Please print the full listing exactly.

### [DATA]
* * *
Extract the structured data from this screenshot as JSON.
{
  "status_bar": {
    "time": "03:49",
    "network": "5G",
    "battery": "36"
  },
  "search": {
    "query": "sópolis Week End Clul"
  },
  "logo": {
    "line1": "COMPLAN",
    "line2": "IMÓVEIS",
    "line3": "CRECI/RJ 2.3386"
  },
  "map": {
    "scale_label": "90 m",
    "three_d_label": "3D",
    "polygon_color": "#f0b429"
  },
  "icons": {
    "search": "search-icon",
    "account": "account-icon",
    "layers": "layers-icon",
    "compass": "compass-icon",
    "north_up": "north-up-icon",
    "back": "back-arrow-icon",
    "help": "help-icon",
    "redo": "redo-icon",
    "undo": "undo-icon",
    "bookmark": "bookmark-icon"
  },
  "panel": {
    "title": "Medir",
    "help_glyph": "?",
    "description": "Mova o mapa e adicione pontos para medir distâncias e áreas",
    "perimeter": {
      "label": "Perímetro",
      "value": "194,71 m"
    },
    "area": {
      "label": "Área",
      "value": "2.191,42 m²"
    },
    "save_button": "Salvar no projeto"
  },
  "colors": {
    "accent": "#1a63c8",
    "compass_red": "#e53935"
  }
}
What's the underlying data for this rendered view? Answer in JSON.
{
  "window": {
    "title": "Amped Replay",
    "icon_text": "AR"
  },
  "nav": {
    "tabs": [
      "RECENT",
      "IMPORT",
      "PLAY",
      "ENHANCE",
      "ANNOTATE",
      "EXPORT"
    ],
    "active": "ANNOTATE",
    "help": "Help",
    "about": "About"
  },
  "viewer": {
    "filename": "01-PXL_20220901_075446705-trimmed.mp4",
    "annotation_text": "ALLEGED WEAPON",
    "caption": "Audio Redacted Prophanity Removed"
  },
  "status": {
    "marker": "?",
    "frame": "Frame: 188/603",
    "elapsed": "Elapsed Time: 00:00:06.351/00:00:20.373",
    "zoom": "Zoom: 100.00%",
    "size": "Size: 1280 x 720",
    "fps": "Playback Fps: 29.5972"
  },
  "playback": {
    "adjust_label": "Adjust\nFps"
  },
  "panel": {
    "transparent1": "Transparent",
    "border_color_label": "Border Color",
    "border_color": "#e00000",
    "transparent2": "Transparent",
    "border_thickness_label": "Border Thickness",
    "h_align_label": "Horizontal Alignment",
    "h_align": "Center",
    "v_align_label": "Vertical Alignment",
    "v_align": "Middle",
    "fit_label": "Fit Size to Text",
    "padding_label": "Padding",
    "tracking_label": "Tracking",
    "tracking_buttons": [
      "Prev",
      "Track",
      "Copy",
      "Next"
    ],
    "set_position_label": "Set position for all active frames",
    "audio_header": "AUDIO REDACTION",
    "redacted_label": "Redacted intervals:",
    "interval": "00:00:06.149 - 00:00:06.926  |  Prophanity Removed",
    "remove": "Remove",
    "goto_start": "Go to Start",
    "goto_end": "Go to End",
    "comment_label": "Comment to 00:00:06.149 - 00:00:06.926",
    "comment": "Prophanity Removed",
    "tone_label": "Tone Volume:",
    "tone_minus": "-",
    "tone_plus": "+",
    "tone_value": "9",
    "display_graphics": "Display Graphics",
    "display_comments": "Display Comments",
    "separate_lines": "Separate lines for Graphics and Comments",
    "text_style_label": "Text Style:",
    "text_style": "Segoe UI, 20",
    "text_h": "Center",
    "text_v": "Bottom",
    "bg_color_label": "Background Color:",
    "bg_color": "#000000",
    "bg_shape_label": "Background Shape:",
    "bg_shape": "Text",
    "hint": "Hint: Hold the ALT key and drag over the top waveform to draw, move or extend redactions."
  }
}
* * *
### [ANSWER]
Extract the structured data from this screenshot as JSON.
{
  "status_bar": {
    "time": "03:49",
    "network": "5G",
    "battery": "36"
  },
  "search": {
    "query": "sópolis Week End Clul"
  },
  "logo": {
    "line1": "COMPLAN",
    "line2": "IMÓVEIS",
    "line3": "CRECI/RJ 2.3386"
  },
  "map": {
    "scale_label": "90 m",
    "three_d_label": "3D",
    "polygon_color": "#f0b429"
  },
  "icons": {
    "search": "search-icon",
    "account": "account-icon",
    "layers": "layers-icon",
    "compass": "compass-icon",
    "north_up": "north-up-icon",
    "back": "back-arrow-icon",
    "help": "help-icon",
    "redo": "redo-icon",
    "undo": "undo-icon",
    "bookmark": "bookmark-icon"
  },
  "panel": {
    "title": "Medir",
    "help_glyph": "?",
    "description": "Mova o mapa e adicione pontos para medir distâncias e áreas",
    "perimeter": {
      "label": "Perímetro",
      "value": "194,71 m"
    },
    "area": {
      "label": "Área",
      "value": "2.191,42 m²"
    },
    "save_button": "Salvar no projeto"
  },
  "colors": {
    "accent": "#1a63c8",
    "compass_red": "#e53935"
  }
}
What's the underlying data for this rendered view? Answer in JSON.
{
  "window": {
    "title": "Amped Replay",
    "icon_text": "AR"
  },
  "nav": {
    "tabs": [
      "RECENT",
      "IMPORT",
      "PLAY",
      "ENHANCE",
      "ANNOTATE",
      "EXPORT"
    ],
    "active": "ANNOTATE",
    "help": "Help",
    "about": "About"
  },
  "viewer": {
    "filename": "01-PXL_20220901_075446705-trimmed.mp4",
    "annotation_text": "ALLEGED WEAPON",
    "caption": "Audio Redacted Prophanity Removed"
  },
  "status": {
    "marker": "?",
    "frame": "Frame: 188/603",
    "elapsed": "Elapsed Time: 00:00:06.351/00:00:20.373",
    "zoom": "Zoom: 100.00%",
    "size": "Size: 1280 x 720",
    "fps": "Playback Fps: 29.5972"
  },
  "playback": {
    "adjust_label": "Adjust\nFps"
  },
  "panel": {
    "transparent1": "Transparent",
    "border_color_label": "Border Color",
    "border_color": "#e00000",
    "transparent2": "Transparent",
    "border_thickness_label": "Border Thickness",
    "h_align_label": "Horizontal Alignment",
    "h_align": "Center",
    "v_align_label": "Vertical Alignment",
    "v_align": "Middle",
    "fit_label": "Fit Size to Text",
    "padding_label": "Padding",
    "tracking_label": "Tracking",
    "tracking_buttons": [
      "Prev",
      "Track",
      "Copy",
      "Next"
    ],
    "set_position_label": "Set position for all active frames",
    "audio_header": "AUDIO REDACTION",
    "redacted_label": "Redacted intervals:",
    "interval": "00:00:06.149 - 00:00:06.926  |  Prophanity Removed",
    "remove": "Remove",
    "goto_start": "Go to Start",
    "goto_end": "Go to End",
    "comment_label": "Comment to 00:00:06.149 - 00:00:06.926",
    "comment": "Prophanity Removed",
    "tone_label": "Tone Volume:",
    "tone_minus": "-",
    "tone_plus": "+",
    "tone_value": "9",
    "display_graphics": "Display Graphics",
    "display_comments": "Display Comments",
    "separate_lines": "Separate lines for Graphics and Comments",
    "text_style_label": "Text Style:",
    "text_style": "Segoe UI, 20",
    "text_h": "Center",
    "text_v": "Bottom",
    "bg_color_label": "Background Color:",
    "bg_color": "#000000",
    "bg_shape_label": "Background Shape:",
    "bg_shape": "Text",
    "hint": "Hint: Hold the ALT key and drag over the top waveform to draw, move or extend redactions."
  }
}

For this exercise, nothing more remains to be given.